## What you should do
Provide the records once more, identical to the original.

## Data supplied
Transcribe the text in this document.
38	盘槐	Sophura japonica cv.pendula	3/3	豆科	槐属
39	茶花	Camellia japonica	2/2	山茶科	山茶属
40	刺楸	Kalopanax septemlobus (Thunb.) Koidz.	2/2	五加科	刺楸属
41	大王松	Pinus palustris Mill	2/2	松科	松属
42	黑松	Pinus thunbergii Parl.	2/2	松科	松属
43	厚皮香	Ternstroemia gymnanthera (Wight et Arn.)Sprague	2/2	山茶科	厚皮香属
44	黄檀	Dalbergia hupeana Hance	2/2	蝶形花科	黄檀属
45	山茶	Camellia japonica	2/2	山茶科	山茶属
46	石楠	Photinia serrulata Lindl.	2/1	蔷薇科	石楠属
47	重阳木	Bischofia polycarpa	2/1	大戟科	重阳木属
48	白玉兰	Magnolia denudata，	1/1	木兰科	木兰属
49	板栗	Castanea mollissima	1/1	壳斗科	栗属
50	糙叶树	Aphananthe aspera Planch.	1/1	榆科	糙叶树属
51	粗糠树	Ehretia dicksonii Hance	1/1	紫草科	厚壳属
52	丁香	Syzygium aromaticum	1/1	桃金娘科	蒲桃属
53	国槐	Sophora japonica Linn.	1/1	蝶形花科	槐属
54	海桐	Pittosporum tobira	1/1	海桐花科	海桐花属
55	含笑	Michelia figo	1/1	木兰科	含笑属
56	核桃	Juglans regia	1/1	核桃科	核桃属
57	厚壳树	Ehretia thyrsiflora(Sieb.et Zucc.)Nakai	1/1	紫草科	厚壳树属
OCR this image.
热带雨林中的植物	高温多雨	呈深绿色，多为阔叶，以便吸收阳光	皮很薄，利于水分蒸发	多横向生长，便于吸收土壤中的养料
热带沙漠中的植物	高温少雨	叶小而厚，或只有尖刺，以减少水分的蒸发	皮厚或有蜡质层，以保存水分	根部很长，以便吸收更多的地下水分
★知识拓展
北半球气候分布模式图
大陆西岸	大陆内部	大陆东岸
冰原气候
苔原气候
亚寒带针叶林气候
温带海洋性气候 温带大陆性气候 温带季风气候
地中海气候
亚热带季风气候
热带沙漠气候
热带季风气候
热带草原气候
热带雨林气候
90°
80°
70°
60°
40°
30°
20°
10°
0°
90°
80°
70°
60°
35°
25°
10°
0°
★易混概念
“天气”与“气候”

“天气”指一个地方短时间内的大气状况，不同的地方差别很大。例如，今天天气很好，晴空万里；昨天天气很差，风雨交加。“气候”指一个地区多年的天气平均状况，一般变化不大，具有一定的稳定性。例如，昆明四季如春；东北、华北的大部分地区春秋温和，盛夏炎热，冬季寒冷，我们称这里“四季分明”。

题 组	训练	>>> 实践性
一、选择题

## Written solution
Transcribe the text in this document.
38	盘槐	Sophura japonica cv.pendula	3/3	豆科	槐属
39	茶花	Camellia japonica	2/2	山茶科	山茶属
40	刺楸	Kalopanax septemlobus (Thunb.) Koidz.	2/2	五加科	刺楸属
41	大王松	Pinus palustris Mill	2/2	松科	松属
42	黑松	Pinus thunbergii Parl.	2/2	松科	松属
43	厚皮香	Ternstroemia gymnanthera (Wight et Arn.)Sprague	2/2	山茶科	厚皮香属
44	黄檀	Dalbergia hupeana Hance	2/2	蝶形花科	黄檀属
45	山茶	Camellia japonica	2/2	山茶科	山茶属
46	石楠	Photinia serrulata Lindl.	2/1	蔷薇科	石楠属
47	重阳木	Bischofia polycarpa	2/1	大戟科	重阳木属
48	白玉兰	Magnolia denudata，	1/1	木兰科	木兰属
49	板栗	Castanea mollissima	1/1	壳斗科	栗属
50	糙叶树	Aphananthe aspera Planch.	1/1	榆科	糙叶树属
51	粗糠树	Ehretia dicksonii Hance	1/1	紫草科	厚壳属
52	丁香	Syzygium aromaticum	1/1	桃金娘科	蒲桃属
53	国槐	Sophora japonica Linn.	1/1	蝶形花科	槐属
54	海桐	Pittosporum tobira	1/1	海桐花科	海桐花属
55	含笑	Michelia figo	1/1	木兰科	含笑属
56	核桃	Juglans regia	1/1	核桃科	核桃属
57	厚壳树	Ehretia thyrsiflora(Sieb.et Zucc.)Nakai	1/1	紫草科	厚壳树属
OCR this image.
热带雨林中的植物	高温多雨	呈深绿色，多为阔叶，以便吸收阳光	皮很薄，利于水分蒸发	多横向生长，便于吸收土壤中的养料
热带沙漠中的植物	高温少雨	叶小而厚，或只有尖刺，以减少水分的蒸发	皮厚或有蜡质层，以保存水分	根部很长，以便吸收更多的地下水分
★知识拓展
北半球气候分布模式图
大陆西岸	大陆内部	大陆东岸
冰原气候
苔原气候
亚寒带针叶林气候
温带海洋性气候 温带大陆性气候 温带季风气候
地中海气候
亚热带季风气候
热带沙漠气候
热带季风气候
热带草原气候
热带雨林气候
90°
80°
70°
60°
40°
30°
20°
10°
0°
90°
80°
70°
60°
35°
25°
10°
0°
★易混概念
“天气”与“气候”

“天气”指一个地方短时间内的大气状况，不同的地方差别很大。例如，今天天气很好，晴空万里；昨天天气很差，风雨交加。“气候”指一个地区多年的天气平均状况，一般变化不大，具有一定的稳定性。例如，昆明四季如春；东北、华北的大部分地区春秋温和，盛夏炎热，冬季寒冷，我们称这里“四季分明”。

题 组	训练	>>> 实践性
一、选择题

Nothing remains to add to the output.